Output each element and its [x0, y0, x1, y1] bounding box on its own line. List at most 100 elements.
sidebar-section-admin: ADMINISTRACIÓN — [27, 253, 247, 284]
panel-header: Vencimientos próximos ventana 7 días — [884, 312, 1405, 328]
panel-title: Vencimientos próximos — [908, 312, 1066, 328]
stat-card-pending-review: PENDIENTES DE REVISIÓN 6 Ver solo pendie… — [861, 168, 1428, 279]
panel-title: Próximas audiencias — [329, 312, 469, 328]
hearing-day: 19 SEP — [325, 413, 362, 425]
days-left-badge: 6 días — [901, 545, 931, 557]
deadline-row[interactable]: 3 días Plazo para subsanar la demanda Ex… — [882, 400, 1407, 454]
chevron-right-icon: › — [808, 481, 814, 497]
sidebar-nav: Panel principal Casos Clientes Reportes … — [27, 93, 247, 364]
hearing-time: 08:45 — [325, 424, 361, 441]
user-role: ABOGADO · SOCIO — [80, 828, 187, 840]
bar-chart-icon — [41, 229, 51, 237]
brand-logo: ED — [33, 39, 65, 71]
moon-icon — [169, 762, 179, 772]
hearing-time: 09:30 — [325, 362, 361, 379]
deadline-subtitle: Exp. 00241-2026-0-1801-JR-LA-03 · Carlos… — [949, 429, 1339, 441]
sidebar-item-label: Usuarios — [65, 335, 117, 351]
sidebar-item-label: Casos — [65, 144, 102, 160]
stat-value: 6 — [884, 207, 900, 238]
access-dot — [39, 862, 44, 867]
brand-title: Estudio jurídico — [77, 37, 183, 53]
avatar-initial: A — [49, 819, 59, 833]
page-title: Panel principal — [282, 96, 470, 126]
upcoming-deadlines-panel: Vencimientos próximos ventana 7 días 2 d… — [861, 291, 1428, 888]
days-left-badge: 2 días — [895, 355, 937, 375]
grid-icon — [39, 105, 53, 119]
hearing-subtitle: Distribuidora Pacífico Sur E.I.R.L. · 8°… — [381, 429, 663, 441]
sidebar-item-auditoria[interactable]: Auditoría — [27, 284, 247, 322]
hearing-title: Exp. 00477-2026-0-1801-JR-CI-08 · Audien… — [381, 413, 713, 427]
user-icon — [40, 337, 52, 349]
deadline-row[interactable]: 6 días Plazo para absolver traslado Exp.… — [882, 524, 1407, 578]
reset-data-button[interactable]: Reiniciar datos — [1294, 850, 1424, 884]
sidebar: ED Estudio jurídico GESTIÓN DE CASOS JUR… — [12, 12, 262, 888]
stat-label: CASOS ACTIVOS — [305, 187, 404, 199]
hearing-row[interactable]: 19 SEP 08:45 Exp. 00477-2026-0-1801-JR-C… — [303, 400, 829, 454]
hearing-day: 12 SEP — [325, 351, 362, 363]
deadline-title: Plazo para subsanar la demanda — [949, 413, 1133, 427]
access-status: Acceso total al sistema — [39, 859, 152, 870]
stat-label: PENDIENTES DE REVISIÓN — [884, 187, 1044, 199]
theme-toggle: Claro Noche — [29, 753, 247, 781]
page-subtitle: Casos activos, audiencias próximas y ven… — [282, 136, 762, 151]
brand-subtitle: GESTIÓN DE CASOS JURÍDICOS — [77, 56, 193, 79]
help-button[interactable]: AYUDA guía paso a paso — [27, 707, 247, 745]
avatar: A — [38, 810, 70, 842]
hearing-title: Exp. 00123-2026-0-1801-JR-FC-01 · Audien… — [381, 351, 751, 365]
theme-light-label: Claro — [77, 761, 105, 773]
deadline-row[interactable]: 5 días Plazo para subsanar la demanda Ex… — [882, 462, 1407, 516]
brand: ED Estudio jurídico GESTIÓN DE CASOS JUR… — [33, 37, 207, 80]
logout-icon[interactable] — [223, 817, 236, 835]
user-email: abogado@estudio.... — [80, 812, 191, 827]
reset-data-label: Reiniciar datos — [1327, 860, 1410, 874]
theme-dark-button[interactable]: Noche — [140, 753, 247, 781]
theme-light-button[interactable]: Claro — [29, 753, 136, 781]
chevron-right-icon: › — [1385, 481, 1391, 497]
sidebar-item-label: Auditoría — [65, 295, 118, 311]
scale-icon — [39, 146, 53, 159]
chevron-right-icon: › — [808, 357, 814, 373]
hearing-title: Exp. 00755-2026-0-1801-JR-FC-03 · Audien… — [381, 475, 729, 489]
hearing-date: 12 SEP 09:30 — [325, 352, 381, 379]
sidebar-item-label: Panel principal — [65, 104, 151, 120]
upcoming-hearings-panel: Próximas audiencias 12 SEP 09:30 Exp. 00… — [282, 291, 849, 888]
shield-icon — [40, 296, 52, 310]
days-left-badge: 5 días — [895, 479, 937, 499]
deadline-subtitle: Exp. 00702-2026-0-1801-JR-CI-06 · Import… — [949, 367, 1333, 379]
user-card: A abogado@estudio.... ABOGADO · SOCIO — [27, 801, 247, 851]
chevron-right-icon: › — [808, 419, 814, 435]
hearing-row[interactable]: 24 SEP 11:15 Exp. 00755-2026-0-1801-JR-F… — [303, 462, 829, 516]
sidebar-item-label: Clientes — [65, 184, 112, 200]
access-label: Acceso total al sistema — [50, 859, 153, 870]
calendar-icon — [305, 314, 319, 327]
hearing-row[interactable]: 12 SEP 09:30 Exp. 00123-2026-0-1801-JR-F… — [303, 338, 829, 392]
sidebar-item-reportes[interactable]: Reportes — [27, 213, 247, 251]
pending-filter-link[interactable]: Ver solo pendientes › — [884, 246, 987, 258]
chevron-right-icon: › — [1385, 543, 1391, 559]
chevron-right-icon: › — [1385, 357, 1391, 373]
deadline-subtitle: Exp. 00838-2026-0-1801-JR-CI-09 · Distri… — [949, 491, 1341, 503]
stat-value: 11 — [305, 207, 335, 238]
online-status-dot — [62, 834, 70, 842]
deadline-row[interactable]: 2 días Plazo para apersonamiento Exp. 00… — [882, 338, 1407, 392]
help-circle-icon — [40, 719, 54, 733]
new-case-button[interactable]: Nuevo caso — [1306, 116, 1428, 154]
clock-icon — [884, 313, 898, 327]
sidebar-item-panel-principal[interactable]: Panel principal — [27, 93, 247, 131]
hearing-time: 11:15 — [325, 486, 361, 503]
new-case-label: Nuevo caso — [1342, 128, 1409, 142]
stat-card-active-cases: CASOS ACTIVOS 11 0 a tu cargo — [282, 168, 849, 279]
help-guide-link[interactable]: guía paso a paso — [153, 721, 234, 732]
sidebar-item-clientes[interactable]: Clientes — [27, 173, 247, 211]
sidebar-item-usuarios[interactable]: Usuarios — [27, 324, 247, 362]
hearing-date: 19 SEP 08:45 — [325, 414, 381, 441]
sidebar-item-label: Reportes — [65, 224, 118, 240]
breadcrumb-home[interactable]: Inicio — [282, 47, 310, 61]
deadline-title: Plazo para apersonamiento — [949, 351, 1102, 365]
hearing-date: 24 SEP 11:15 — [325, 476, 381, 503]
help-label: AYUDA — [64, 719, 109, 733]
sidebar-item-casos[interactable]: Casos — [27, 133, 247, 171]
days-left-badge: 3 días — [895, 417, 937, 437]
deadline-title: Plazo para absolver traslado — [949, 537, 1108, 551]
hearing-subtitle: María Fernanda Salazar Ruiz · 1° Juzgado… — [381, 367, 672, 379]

========

▶ [What needs to be done]
Convert everything from the start of the data above down to the line containing "bar-chart-icon — [41, 229, 51, 237]", inclusive, into a Markdown table with two columns, Row and Data line, leaving out any blank lines.

▶ [Written answer]
| Row | Data line |
|---|---|
| 1 | Output each element and its [x0, y0, x1, y1] bounding box on its own line. List at most 100 elements. |
| 2 | sidebar-section-admin: ADMINISTRACIÓN — [27, 253, 247, 284] |
| 3 | panel-header: Vencimientos próximos ventana 7 días — [884, 312, 1405, 328] |
| 4 | panel-title: Vencimientos próximos — [908, 312, 1066, 328] |
| 5 | stat-card-pending-review: PENDIENTES DE REVISIÓN 6 Ver solo pendie… — [861, 168, 1428, 279] |
| 6 | panel-title: Próximas audiencias — [329, 312, 469, 328] |
| 7 | hearing-day: 19 SEP — [325, 413, 362, 425] |
| 8 | days-left-badge: 6 días — [901, 545, 931, 557] |
| 9 | deadline-row[interactable]: 3 días Plazo para subsanar la demanda Ex… — [882, 400, 1407, 454] |
| 10 | chevron-right-icon: › — [808, 481, 814, 497] |
| 11 | sidebar-nav: Panel principal Casos Clientes Reportes … — [27, 93, 247, 364] |
| 12 | hearing-time: 08:45 — [325, 424, 361, 441] |
| 13 | user-role: ABOGADO · SOCIO — [80, 828, 187, 840] |
| 14 | bar-chart-icon — [41, 229, 51, 237] |